+++ Task material +++

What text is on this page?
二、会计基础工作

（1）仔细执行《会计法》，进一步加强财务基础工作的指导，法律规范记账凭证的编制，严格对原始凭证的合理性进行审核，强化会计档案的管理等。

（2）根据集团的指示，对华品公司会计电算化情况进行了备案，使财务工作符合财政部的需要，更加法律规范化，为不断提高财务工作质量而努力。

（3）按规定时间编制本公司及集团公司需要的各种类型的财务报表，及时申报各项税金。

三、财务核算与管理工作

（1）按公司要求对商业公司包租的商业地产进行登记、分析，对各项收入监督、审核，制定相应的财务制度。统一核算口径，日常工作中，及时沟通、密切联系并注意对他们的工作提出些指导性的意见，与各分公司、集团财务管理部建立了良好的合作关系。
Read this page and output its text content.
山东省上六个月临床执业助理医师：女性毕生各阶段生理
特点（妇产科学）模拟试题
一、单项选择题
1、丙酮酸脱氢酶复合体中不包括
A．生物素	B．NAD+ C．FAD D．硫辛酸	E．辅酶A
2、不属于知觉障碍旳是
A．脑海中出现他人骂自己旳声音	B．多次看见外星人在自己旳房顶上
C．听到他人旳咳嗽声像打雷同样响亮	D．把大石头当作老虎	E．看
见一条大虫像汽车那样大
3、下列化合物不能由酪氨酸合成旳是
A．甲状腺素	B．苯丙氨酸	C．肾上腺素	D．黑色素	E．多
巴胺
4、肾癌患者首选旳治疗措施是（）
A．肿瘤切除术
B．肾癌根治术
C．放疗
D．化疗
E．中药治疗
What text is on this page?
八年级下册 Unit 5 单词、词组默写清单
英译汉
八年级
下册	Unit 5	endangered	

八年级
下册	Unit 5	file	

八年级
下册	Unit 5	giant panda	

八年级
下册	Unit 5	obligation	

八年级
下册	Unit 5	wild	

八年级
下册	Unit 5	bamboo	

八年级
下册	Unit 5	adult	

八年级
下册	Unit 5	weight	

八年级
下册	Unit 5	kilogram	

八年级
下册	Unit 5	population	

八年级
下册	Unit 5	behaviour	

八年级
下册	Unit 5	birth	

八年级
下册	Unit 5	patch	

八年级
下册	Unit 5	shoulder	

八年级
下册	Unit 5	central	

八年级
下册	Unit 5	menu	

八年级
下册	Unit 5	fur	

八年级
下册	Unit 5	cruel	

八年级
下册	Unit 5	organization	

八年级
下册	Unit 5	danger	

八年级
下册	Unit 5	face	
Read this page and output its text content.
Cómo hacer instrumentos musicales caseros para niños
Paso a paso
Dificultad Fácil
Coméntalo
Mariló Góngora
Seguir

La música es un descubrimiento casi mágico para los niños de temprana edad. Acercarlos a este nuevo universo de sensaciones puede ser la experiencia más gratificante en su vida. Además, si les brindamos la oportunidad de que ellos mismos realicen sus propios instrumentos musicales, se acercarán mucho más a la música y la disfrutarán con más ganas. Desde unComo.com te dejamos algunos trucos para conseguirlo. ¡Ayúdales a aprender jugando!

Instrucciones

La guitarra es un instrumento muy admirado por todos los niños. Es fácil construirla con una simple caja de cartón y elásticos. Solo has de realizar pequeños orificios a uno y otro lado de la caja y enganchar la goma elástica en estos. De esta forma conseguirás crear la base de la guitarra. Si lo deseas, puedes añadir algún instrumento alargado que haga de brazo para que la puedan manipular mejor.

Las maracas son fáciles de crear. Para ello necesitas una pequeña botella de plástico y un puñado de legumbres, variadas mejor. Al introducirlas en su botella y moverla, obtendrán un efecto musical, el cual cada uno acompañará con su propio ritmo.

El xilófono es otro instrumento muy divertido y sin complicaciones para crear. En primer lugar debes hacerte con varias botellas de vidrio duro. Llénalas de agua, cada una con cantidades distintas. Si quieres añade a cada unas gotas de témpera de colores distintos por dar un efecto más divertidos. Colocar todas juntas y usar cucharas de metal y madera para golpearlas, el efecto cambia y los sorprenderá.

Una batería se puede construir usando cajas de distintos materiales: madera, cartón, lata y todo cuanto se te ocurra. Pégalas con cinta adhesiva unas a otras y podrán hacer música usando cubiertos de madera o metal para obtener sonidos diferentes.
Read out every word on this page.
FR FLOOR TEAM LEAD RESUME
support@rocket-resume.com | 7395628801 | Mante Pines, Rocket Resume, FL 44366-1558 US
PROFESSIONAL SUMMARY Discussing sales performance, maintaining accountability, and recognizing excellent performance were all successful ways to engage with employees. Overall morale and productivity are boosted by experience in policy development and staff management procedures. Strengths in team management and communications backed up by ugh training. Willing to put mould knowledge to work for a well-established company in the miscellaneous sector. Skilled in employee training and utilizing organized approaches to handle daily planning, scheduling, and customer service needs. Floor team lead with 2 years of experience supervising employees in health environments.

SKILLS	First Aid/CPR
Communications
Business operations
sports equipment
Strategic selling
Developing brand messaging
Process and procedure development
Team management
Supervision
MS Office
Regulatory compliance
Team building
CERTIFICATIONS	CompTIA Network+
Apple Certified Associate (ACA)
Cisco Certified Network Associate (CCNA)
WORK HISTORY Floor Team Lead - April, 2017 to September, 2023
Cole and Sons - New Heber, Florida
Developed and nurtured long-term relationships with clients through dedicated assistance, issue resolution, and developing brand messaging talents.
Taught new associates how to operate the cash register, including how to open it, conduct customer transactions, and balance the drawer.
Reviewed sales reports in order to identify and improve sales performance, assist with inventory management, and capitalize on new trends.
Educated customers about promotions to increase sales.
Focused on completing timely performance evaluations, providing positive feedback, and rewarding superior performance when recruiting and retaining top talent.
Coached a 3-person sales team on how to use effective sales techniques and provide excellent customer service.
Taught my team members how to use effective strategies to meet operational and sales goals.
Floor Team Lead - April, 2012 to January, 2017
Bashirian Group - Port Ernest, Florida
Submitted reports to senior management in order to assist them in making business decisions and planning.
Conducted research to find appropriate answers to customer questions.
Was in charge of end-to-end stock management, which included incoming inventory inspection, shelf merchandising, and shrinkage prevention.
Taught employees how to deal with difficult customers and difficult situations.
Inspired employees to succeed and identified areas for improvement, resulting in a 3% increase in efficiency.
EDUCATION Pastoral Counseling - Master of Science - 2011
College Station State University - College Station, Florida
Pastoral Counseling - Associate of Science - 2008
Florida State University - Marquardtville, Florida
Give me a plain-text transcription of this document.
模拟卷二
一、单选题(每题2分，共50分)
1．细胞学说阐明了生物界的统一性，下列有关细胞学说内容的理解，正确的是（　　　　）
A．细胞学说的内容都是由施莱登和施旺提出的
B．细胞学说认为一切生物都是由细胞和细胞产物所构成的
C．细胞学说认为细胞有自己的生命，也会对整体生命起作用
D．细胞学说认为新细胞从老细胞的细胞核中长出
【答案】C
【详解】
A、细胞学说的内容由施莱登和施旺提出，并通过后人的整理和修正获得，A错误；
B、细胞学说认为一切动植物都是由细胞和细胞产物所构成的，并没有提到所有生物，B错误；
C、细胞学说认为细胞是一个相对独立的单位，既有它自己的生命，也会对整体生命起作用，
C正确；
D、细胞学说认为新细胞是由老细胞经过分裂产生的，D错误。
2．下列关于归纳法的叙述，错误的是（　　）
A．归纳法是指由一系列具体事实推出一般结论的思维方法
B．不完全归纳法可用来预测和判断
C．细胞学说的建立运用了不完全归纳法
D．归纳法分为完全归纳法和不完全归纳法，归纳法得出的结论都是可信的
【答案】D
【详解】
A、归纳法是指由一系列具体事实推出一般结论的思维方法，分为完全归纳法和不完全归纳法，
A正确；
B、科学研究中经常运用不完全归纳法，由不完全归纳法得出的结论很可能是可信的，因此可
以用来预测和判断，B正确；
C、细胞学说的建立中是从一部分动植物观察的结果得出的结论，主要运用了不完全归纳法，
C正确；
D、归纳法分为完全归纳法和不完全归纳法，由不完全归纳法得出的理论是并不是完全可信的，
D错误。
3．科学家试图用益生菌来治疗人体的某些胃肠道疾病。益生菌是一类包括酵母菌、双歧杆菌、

+++

Given request >> Whichever lines contain the string "inventory", select and copy them.

Output of the task >>
Reviewed sales reports in order to identify and improve sales performance, assist with inventory management, and capitalize on new trends.
Was in charge of end-to-end stock management, which included incoming inventory inspection, shelf merchandising, and shrinkage prevention.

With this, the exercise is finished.